BEGIN Extracted material
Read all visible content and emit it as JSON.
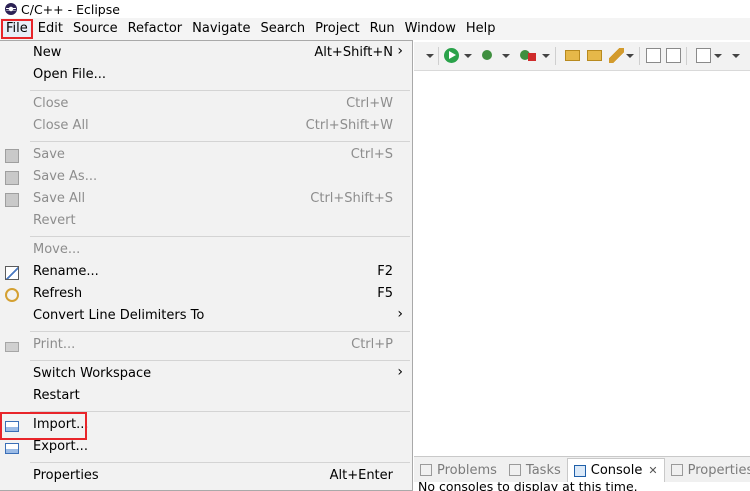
{
  "window": {
    "title": "C/C++ - Eclipse"
  },
  "menubar": {
    "items": [
      "File",
      "Edit",
      "Source",
      "Refactor",
      "Navigate",
      "Search",
      "Project",
      "Run",
      "Window",
      "Help"
    ]
  },
  "file_menu": {
    "new": {
      "label": "New",
      "accel": "Alt+Shift+N",
      "submenu": "›"
    },
    "open_file": {
      "label": "Open File..."
    },
    "close": {
      "label": "Close",
      "accel": "Ctrl+W"
    },
    "close_all": {
      "label": "Close All",
      "accel": "Ctrl+Shift+W"
    },
    "save": {
      "label": "Save",
      "accel": "Ctrl+S"
    },
    "save_as": {
      "label": "Save As..."
    },
    "save_all": {
      "label": "Save All",
      "accel": "Ctrl+Shift+S"
    },
    "revert": {
      "label": "Revert"
    },
    "move": {
      "label": "Move..."
    },
    "rename": {
      "label": "Rename...",
      "accel": "F2"
    },
    "refresh": {
      "label": "Refresh",
      "accel": "F5"
    },
    "convert": {
      "label": "Convert Line Delimiters To",
      "submenu": "›"
    },
    "print": {
      "label": "Print...",
      "accel": "Ctrl+P"
    },
    "switch_workspace": {
      "label": "Switch Workspace",
      "submenu": "›"
    },
    "restart": {
      "label": "Restart"
    },
    "import": {
      "label": "Import..."
    },
    "export": {
      "label": "Export..."
    },
    "properties": {
      "label": "Properties",
      "accel": "Alt+Enter"
    }
  },
  "bottom_panel": {
    "tabs": [
      "Problems",
      "Tasks",
      "Console",
      "Properties"
    ],
    "active_tab": "Console",
    "close_glyph": "✕",
    "console_text": "No consoles to display at this time."
  },
  "colors": {
    "highlight_border": "#e8252a",
    "menu_background": "#f2f2f2",
    "disabled_text": "#8d8d8d"
  }
}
END Extracted material
> _Task details_
Print every entry above again without changing a word, and omit the pictures.

> _The reply_
Read all visible content and emit it as JSON.
{
  "window": {
    "title": "C/C++ - Eclipse"
  },
  "menubar": {
    "items": [
      "File",
      "Edit",
      "Source",
      "Refactor",
      "Navigate",
      "Search",
      "Project",
      "Run",
      "Window",
      "Help"
    ]
  },
  "file_menu": {
    "new": {
      "label": "New",
      "accel": "Alt+Shift+N",
      "submenu": "›"
    },
    "open_file": {
      "label": "Open File..."
    },
    "close": {
      "label": "Close",
      "accel": "Ctrl+W"
    },
    "close_all": {
      "label": "Close All",
      "accel": "Ctrl+Shift+W"
    },
    "save": {
      "label": "Save",
      "accel": "Ctrl+S"
    },
    "save_as": {
      "label": "Save As..."
    },
    "save_all": {
      "label": "Save All",
      "accel": "Ctrl+Shift+S"
    },
    "revert": {
      "label": "Revert"
    },
    "move": {
      "label": "Move..."
    },
    "rename": {
      "label": "Rename...",
      "accel": "F2"
    },
    "refresh": {
      "label": "Refresh",
      "accel": "F5"
    },
    "convert": {
      "label": "Convert Line Delimiters To",
      "submenu": "›"
    },
    "print": {
      "label": "Print...",
      "accel": "Ctrl+P"
    },
    "switch_workspace": {
      "label": "Switch Workspace",
      "submenu": "›"
    },
    "restart": {
      "label": "Restart"
    },
    "import": {
      "label": "Import..."
    },
    "export": {
      "label": "Export..."
    },
    "properties": {
      "label": "Properties",
      "accel": "Alt+Enter"
    }
  },
  "bottom_panel": {
    "tabs": [
      "Problems",
      "Tasks",
      "Console",
      "Properties"
    ],
    "active_tab": "Console",
    "close_glyph": "✕",
    "console_text": "No consoles to display at this time."
  },
  "colors": {
    "highlight_border": "#e8252a",
    "menu_background": "#f2f2f2",
    "disabled_text": "#8d8d8d"
  }
}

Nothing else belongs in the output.